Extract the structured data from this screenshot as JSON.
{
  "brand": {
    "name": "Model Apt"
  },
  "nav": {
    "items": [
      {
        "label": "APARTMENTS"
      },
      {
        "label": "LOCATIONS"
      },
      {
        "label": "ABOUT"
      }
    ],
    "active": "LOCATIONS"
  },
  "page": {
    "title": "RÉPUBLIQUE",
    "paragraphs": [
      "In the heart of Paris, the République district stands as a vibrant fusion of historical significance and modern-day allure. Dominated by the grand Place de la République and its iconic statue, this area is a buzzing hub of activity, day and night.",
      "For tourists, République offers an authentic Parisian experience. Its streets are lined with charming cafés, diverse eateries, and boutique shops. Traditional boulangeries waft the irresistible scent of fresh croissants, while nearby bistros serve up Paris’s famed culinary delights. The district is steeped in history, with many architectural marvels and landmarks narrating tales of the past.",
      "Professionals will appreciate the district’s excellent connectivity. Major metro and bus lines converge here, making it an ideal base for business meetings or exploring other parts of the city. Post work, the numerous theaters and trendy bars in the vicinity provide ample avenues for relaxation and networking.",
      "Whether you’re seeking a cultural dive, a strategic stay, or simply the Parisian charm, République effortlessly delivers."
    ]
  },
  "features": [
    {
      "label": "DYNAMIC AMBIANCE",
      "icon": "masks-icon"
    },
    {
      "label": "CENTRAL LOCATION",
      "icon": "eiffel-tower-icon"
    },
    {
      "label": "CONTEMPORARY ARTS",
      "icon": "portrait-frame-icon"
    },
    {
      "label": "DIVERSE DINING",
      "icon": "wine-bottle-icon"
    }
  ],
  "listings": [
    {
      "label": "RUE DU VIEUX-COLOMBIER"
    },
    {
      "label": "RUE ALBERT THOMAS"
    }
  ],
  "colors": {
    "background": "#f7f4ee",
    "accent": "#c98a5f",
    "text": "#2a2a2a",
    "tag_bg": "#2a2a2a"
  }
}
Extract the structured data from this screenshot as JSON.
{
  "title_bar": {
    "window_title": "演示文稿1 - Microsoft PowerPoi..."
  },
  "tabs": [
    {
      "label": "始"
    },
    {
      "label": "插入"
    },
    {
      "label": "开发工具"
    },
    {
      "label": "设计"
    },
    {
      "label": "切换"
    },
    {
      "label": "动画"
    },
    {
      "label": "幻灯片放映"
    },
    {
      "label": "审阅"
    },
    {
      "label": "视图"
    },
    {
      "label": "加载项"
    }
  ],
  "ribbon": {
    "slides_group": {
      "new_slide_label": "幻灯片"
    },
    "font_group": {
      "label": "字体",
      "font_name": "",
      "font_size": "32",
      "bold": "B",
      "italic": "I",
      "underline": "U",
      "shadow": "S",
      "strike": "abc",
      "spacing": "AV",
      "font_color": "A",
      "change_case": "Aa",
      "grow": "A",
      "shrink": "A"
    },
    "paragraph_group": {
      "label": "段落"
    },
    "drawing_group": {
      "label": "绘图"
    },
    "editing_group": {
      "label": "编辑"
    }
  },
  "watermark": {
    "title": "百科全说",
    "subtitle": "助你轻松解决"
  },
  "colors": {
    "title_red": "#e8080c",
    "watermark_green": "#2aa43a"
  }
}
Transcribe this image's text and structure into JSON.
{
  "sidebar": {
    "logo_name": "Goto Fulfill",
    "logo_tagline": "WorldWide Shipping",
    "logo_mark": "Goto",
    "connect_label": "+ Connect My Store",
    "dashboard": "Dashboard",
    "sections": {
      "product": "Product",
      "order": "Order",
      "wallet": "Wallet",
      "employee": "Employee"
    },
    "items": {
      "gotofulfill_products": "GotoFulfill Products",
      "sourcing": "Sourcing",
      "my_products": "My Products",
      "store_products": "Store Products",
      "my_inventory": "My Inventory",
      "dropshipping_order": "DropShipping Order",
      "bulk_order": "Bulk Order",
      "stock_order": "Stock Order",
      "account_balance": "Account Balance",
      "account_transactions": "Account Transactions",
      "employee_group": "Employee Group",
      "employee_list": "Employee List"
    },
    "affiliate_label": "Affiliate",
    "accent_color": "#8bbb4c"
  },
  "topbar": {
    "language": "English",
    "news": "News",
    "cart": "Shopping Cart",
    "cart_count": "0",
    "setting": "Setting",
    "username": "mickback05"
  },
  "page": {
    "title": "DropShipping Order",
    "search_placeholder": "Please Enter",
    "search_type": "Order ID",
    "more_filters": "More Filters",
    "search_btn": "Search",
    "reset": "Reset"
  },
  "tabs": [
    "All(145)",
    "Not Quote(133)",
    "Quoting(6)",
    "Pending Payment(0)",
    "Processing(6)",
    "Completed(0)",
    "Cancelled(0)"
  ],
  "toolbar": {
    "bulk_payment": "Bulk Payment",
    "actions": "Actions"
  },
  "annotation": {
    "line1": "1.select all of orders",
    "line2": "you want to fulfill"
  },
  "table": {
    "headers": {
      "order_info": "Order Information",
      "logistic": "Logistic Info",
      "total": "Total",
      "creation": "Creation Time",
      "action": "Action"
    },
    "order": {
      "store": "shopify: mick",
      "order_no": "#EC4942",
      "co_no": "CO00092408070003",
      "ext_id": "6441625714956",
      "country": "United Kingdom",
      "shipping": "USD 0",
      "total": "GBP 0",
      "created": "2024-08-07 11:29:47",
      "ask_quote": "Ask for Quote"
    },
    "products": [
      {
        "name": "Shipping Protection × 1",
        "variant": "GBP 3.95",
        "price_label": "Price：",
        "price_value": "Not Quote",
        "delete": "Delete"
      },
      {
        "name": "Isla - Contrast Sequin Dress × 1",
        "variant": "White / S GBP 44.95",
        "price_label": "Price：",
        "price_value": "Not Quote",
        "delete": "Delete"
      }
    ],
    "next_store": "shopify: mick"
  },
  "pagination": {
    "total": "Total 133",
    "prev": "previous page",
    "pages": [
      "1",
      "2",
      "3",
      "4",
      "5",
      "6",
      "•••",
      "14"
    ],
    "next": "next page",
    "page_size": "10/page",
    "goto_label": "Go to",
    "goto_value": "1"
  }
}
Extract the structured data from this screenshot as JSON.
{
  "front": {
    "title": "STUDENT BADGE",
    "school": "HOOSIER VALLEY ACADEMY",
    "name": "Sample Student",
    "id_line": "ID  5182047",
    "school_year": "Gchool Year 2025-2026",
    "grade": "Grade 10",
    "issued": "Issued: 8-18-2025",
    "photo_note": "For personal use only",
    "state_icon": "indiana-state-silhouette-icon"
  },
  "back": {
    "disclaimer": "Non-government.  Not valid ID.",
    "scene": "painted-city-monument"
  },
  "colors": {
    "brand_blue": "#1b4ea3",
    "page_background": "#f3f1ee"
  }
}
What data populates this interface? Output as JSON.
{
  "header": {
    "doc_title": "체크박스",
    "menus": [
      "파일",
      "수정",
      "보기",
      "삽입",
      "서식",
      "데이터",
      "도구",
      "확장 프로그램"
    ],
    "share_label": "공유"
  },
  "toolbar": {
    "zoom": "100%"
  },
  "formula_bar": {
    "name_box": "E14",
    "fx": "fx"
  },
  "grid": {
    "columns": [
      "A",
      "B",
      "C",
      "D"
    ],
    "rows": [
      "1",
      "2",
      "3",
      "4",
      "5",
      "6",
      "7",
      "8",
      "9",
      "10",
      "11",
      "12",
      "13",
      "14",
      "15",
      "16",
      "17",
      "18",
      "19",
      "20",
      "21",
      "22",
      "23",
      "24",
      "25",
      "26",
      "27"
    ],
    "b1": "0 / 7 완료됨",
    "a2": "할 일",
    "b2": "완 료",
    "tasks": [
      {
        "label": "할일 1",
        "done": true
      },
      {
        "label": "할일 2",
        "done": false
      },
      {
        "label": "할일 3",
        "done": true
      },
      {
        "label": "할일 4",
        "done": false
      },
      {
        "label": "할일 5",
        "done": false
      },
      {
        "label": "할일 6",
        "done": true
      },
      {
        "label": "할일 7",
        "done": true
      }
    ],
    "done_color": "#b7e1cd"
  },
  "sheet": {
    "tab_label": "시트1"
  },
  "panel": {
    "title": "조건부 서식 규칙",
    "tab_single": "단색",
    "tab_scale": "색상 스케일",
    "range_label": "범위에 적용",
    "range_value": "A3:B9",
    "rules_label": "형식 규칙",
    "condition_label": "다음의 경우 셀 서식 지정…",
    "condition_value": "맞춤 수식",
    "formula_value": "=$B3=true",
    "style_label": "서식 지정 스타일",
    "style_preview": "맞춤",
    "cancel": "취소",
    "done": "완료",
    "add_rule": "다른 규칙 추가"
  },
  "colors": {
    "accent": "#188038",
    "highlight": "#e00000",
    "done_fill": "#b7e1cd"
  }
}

---*---

Task details: Count the lines above that contain the word "Bulk". Give only the number.

Final result: 2